Textauszug —
Norbert Aust, Edzard Ernst, Natalie Grams, Jutta Hübner, Norbert Schmacke, Bettina Schöne-Seifert hatten daraufhin einen kritischen Leserbrief zu diesem Artikel bei der gleichen Zeitschrift eingereicht, der auch abgedruckt wurde. Das Autorenteam hat Gewicht: Jutta Hübner ist Professorin für Komplementärmedizin in der Onkologie, Bettina Schöne-Seifert Professorin für Medizinethik, Norbert Schmacke, Professor in Bremen, hat sich einen Namen als Medizin- und Pharmakritiker gemacht, Edzard Ernst hatte eine Professur für Komplementärmedizin in Exeter und viel zu alternativmedizinischen Methoden geforscht, Natalie Grams war Homöopathin und weiß aus eigener Praxis, wovon sie spricht und Norbert Aust schaut als Fachmann für Qualitätsfragen in der industriellen Produktion mit einem ganz eigenen Blick auf die Herstellung homöopathischer Mittel und hat über die Jahre die Untiefen homöopathischer Studien wie kaum ein zweiter lesen gelernt. Ihre Kritik sollte man also nicht auf die leichte Schulter nehmen. Der Leserbrief endete mit einer Frage an den wissenschaftlichen und wissenschaftsethischen Anspruch der Zeitschrift:
„Mit diesem Artikel wurde also kein wissenschaftlicher Beitrag zur Diskussion um die Homöopathie in der Onkologie publiziert, sondern lediglich ein Werbebeitrag. Die dargelegte Evidenz ist noch nicht einmal vorläufig. (…) Auf diese Weise wird schwerkranken Menschen suggeriert, eine auf im Sub-Milligramm-Bereich dosierten Verdunstungsrückständen von geschütteltem Wasser oder Alkohol auf Zucker basierende Therapie könne eine wirksame Hilfe darstellen. Es sei an Ihre Ethik und Konsequenz als Herausgeber appelliert, ob dies in Ihrer Zeitschrift so stehen bleiben kann.“
Die beiden Herausgeber haben dem einen Kommentar beigegeben:
„Als Herausgeberteam sehen wir es als unsere Aufgabe an, zu einem kritischen Diskurs auch kontroverser Themen beizutragen. Daher veröffentlichen wir gerne diesen Leserbrief. Eigentlich war es unser Ziel gewesen, zu dem Thema Homöopathie in der Onkologie im Sinne eines „Pro und Contra“ Experten für die Gegenposition einzuladen. Zwei derjenigen, die dann leider abgesagt haben, sind nun Unterzeichner des Leserbriefes. Wir hatten uns dennoch für die Veröffentlichung des Erfahrungsberichtes entschlossen, da wir unseren Lesern eine eigenständige, reflektierte Meinungsbildung zutrauen.“
Eine eigene Position wollten sie ganz offensichtlich nicht beziehen, obwohl das in dem Fall doch hätte leichtfallen sollen. Der Artikel von Wurster erfüllt nicht einmal formal die Mindestanforderungen an einen wissenschaftlichen Artikel. Aber wie gesagt, Jens Wurster genießt offenkundig Narrenfreiheit im Binnenkonsens.

Daten zur Analyse des Seitenlayouts:

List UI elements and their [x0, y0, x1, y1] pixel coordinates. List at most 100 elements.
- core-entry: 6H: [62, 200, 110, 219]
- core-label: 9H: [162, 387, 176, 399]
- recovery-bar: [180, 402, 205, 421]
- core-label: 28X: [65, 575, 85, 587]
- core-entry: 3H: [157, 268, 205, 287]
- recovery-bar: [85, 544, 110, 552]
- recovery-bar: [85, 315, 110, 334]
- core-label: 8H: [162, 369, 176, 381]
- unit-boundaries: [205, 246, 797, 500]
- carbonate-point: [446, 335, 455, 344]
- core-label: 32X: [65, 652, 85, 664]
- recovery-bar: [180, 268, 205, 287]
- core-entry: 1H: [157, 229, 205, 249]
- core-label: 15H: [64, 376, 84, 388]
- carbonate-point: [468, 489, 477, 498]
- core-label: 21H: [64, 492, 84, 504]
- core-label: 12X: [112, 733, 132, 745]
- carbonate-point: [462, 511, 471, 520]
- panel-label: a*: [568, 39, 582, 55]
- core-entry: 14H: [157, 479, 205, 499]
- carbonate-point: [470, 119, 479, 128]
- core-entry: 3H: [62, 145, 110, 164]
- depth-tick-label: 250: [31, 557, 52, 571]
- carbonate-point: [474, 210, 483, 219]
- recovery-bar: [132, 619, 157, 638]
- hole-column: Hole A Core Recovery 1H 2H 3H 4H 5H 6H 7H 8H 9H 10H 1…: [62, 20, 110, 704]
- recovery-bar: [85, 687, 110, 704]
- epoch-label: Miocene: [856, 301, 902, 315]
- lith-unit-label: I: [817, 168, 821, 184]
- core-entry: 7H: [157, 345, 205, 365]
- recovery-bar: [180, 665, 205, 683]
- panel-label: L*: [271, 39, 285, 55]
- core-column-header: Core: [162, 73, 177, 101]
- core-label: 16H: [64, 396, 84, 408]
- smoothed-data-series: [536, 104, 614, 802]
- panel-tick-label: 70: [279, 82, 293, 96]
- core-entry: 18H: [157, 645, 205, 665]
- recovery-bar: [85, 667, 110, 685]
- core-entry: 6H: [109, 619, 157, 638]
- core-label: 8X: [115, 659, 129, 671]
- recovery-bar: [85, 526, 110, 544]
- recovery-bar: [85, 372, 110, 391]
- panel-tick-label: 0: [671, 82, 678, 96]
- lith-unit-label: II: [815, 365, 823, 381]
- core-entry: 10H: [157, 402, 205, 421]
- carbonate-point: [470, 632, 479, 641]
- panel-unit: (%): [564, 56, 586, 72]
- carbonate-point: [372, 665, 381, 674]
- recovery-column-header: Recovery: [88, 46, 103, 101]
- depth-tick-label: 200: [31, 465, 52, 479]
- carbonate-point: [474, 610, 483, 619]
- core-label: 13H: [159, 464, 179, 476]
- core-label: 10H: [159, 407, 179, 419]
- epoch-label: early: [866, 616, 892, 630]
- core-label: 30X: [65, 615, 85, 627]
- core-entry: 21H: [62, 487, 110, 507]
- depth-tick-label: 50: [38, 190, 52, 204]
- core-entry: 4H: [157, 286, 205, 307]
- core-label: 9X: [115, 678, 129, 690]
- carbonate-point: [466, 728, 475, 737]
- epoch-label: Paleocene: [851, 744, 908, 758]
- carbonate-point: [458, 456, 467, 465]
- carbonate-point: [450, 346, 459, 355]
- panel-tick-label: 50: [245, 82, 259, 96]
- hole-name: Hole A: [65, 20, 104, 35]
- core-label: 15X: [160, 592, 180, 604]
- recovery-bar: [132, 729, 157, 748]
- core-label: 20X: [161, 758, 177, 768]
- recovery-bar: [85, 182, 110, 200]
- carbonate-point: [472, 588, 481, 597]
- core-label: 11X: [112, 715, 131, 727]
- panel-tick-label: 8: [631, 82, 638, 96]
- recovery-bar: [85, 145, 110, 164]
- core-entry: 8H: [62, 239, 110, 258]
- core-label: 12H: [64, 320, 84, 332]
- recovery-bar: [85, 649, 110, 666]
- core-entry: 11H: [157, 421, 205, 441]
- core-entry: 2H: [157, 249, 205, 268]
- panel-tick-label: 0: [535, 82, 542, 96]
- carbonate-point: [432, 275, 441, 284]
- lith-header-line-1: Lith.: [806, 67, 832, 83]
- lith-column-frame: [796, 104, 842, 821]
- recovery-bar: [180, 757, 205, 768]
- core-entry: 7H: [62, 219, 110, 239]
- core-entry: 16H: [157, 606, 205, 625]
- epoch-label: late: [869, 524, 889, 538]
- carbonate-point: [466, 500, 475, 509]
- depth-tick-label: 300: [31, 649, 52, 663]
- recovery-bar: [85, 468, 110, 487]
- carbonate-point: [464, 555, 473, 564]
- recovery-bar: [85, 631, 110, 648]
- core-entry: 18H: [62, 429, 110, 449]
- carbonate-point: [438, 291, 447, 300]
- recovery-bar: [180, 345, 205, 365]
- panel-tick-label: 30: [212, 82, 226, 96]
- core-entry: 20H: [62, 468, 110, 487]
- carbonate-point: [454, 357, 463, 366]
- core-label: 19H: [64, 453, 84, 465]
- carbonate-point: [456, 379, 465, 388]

Anweisungen —
• a. Welche Professur hat Bettina Schöne-Seifert laut dem Textauszug inne?
• b. Bitte nennen Sie alle Personen, die laut dem Textauszug den kritischen Leserbrief eingereicht haben.
Die Einträge haben hierfür keine Bedeutung.

Ihre Antworten —
• a. Sie ist Professorin für Medizinethik.

• b. Norbert Aust, Edzard Ernst, Natalie Grams, Jutta Hübner, Norbert Schmacke, Bettina Schöne-Seifert